_Figure dataset records_.
----------
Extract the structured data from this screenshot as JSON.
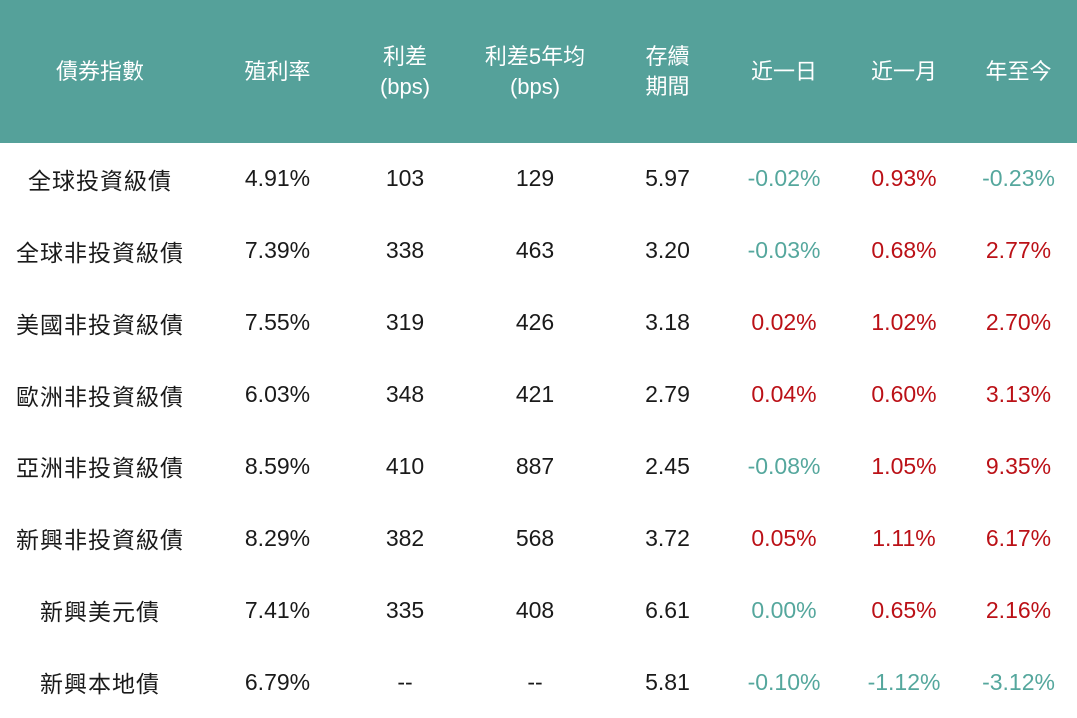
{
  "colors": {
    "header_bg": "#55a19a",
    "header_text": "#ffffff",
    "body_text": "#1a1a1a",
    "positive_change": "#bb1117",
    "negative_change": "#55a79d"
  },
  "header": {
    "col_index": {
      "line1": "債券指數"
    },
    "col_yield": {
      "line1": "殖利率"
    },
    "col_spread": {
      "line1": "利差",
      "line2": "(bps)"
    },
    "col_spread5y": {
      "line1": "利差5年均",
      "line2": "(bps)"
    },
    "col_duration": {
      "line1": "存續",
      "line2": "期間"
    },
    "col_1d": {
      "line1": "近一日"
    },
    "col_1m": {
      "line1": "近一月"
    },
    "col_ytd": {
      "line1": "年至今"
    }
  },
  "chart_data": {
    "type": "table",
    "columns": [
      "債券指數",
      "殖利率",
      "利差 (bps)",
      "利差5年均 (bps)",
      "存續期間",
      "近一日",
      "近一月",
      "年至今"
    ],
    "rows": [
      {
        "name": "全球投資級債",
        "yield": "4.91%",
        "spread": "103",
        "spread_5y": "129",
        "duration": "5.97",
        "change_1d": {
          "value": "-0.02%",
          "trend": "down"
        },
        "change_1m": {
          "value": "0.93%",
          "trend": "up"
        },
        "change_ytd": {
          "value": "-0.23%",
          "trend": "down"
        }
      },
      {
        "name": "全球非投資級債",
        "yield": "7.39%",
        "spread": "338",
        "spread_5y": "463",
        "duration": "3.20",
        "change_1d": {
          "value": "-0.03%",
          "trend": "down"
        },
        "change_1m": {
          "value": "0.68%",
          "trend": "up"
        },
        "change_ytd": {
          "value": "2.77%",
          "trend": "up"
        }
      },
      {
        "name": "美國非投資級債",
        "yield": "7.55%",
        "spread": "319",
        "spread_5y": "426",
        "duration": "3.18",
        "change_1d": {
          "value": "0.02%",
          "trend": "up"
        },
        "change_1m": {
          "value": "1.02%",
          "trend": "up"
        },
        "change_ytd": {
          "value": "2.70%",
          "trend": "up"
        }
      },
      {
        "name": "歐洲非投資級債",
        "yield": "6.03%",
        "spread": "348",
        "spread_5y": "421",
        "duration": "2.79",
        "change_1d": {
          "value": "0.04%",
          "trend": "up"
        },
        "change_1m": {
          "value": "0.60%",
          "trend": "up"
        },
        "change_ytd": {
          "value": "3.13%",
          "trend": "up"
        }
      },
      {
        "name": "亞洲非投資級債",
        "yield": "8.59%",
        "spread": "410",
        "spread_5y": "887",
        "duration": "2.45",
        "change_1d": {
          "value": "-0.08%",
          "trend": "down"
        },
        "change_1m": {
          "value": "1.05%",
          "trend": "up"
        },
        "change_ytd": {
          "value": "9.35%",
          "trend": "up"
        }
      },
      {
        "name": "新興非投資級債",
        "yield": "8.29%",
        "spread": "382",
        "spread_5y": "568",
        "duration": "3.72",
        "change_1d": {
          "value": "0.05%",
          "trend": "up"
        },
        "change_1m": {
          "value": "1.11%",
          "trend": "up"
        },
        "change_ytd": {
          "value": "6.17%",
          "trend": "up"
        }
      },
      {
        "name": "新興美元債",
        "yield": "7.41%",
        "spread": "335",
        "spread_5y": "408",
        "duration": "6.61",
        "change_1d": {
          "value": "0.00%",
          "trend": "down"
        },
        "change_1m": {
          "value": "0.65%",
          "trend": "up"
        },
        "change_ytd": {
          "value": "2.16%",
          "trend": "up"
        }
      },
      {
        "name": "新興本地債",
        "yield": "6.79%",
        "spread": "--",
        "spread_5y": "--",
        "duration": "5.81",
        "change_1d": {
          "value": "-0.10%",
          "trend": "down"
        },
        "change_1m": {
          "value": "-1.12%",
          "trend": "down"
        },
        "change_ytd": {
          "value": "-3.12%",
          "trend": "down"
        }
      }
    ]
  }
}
----------
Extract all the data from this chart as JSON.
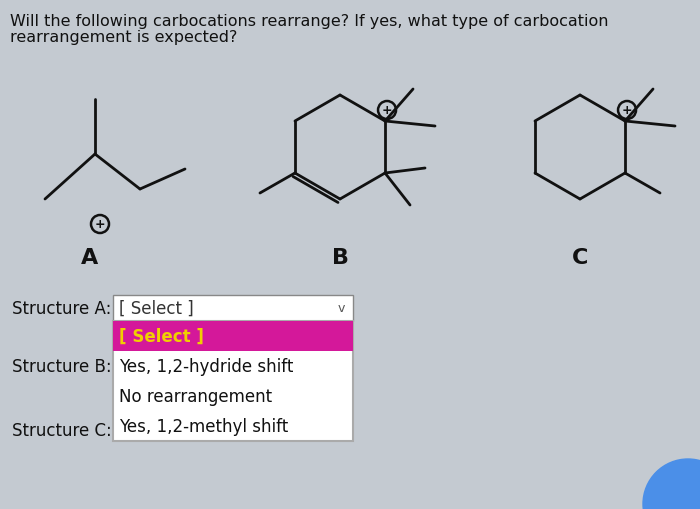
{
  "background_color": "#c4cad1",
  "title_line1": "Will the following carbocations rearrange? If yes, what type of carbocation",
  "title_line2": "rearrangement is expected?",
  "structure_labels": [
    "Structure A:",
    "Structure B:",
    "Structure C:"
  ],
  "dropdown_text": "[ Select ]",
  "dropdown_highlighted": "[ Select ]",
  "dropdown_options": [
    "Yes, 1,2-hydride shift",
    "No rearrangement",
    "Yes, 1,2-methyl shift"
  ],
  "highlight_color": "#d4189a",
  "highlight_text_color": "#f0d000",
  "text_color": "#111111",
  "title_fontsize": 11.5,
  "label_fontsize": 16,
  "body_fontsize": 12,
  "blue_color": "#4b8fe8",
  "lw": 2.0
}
----------
_STATED PROBLEM_. Only lines that contain the word "shift" are wanted; copy each of them.

_SOLVED PROBLEM_.
    "Yes, 1,2-hydride shift",
    "Yes, 1,2-methyl shift"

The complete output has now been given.